What you will do >>
Copy, from the entries below, each line where the word "累计的结果" can be found.

--- start The data ---

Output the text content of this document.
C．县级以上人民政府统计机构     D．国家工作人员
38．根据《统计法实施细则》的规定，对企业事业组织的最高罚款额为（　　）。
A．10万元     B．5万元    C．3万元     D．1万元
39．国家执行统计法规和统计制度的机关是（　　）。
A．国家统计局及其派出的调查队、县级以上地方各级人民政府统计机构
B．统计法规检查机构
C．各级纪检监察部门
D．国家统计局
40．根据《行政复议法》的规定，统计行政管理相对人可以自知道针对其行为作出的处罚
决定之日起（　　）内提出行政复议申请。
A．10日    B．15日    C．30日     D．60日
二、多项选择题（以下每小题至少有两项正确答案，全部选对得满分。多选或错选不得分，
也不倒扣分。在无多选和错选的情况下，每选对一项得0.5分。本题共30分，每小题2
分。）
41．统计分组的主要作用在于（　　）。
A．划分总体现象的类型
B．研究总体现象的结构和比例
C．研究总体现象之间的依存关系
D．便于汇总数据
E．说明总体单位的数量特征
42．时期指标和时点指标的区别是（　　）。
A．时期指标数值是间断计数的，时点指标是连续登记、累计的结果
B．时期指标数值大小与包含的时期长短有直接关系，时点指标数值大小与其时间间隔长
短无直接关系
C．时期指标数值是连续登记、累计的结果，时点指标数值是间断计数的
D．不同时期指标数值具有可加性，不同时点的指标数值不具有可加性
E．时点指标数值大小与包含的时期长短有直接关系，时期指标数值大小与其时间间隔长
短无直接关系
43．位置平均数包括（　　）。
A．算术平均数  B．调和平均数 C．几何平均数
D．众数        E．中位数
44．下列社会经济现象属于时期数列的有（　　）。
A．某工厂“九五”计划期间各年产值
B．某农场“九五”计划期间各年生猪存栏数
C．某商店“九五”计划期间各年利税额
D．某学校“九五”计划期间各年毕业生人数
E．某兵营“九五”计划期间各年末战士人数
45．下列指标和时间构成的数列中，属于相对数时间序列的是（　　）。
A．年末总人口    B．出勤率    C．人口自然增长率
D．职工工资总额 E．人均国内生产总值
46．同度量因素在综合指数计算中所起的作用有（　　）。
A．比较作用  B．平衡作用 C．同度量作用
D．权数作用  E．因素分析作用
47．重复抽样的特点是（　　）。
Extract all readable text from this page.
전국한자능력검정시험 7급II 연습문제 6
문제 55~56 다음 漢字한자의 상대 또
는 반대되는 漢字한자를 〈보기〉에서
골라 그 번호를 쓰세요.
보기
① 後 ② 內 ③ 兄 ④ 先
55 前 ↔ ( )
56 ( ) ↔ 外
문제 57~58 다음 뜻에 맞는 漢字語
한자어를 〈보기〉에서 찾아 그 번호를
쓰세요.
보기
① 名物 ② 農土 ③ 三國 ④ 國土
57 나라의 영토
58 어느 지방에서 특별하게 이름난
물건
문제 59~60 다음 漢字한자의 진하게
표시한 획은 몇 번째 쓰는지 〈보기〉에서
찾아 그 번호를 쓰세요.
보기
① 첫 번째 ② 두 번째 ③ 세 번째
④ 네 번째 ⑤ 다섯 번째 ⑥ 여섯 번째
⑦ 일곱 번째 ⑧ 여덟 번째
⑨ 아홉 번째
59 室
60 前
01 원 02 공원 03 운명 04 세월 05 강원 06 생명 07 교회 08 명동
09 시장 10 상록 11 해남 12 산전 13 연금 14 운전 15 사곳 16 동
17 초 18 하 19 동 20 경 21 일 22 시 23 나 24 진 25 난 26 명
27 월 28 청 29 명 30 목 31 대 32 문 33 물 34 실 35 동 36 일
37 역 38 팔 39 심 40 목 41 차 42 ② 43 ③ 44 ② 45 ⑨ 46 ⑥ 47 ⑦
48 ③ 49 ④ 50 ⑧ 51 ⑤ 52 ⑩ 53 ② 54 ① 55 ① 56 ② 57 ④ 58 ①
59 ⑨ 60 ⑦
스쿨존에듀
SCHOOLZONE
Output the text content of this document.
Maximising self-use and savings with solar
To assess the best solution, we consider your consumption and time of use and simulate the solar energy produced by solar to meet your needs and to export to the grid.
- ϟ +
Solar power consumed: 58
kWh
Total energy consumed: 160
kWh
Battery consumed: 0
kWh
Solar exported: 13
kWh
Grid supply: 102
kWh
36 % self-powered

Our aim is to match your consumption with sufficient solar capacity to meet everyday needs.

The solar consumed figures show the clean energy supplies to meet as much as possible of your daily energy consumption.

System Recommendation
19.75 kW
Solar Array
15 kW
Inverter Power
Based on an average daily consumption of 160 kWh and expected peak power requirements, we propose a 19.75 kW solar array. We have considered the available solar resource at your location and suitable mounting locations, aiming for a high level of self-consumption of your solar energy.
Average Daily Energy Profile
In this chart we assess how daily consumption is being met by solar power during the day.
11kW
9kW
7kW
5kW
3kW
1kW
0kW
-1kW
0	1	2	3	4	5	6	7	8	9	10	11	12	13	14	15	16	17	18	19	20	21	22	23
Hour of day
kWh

--- end The data ---

Reply >>
A．时期指标数值是间断计数的，时点指标是连续登记、累计的结果
C．时期指标数值是连续登记、累计的结果，时点指标数值是间断计数的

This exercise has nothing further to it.